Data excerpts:
■ ■ ■

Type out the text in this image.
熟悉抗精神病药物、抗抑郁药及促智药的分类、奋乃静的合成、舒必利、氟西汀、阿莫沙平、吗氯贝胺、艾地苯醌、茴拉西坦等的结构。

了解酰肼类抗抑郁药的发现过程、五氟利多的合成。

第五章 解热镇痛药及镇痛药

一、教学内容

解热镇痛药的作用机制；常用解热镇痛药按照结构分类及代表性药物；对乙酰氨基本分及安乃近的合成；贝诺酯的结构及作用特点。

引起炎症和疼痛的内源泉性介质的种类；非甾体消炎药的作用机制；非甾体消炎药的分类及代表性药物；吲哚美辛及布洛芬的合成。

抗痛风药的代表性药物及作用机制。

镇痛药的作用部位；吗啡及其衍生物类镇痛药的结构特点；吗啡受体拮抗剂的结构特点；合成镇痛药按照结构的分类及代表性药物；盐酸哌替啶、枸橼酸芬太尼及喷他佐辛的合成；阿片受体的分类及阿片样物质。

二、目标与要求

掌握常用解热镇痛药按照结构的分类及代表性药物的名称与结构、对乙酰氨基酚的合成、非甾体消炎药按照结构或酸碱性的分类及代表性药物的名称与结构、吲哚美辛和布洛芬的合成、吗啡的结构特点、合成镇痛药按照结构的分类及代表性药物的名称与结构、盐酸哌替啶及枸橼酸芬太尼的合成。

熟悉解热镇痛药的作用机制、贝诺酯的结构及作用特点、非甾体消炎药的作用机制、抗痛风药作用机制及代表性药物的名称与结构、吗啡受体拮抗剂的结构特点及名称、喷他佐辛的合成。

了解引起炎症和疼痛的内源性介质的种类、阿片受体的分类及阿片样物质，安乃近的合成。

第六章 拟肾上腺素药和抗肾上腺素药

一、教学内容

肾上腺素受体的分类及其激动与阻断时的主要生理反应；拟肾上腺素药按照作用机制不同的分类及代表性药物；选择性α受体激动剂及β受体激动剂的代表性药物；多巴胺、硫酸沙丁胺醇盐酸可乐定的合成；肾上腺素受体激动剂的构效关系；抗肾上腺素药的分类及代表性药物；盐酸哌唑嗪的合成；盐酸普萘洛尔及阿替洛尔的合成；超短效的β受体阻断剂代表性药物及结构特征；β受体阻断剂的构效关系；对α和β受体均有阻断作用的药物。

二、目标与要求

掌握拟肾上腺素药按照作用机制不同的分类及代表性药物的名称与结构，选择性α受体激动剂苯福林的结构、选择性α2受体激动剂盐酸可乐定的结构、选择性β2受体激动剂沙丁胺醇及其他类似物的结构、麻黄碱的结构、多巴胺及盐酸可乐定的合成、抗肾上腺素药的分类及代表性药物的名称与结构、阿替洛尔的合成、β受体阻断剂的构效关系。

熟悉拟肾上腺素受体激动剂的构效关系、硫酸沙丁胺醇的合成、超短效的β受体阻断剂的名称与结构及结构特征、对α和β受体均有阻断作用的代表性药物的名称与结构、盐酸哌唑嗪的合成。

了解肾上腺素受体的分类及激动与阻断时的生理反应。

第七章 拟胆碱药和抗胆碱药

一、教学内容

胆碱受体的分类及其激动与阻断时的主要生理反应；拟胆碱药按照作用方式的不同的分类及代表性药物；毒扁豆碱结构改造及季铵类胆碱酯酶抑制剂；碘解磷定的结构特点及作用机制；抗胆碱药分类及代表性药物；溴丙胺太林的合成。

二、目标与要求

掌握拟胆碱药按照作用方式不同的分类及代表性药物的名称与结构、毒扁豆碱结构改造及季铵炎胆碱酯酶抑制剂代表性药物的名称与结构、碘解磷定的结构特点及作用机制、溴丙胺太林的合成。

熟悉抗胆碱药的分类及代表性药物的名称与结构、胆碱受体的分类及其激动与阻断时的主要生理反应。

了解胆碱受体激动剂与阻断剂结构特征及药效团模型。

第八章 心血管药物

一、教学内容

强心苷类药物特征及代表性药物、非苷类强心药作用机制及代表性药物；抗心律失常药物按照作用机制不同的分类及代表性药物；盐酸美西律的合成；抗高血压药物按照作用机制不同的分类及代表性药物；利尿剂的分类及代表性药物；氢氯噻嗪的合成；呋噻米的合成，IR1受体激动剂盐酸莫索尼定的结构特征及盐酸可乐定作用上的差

■ ■ ■

Scan the material line by line and report each one that contains "非甾体消炎药的作用机制".

引起炎症和疼痛的内源泉性介质的种类；非甾体消炎药的作用机制；非甾体消炎药的分类及代表性药物；吲哚美辛及布洛芬的合成。
熟悉解热镇痛药的作用机制、贝诺酯的结构及作用特点、非甾体消炎药的作用机制、抗痛风药作用机制及代表性药物的名称与结构、吗啡受体拮抗剂的结构特点及名称、喷他佐辛的合成。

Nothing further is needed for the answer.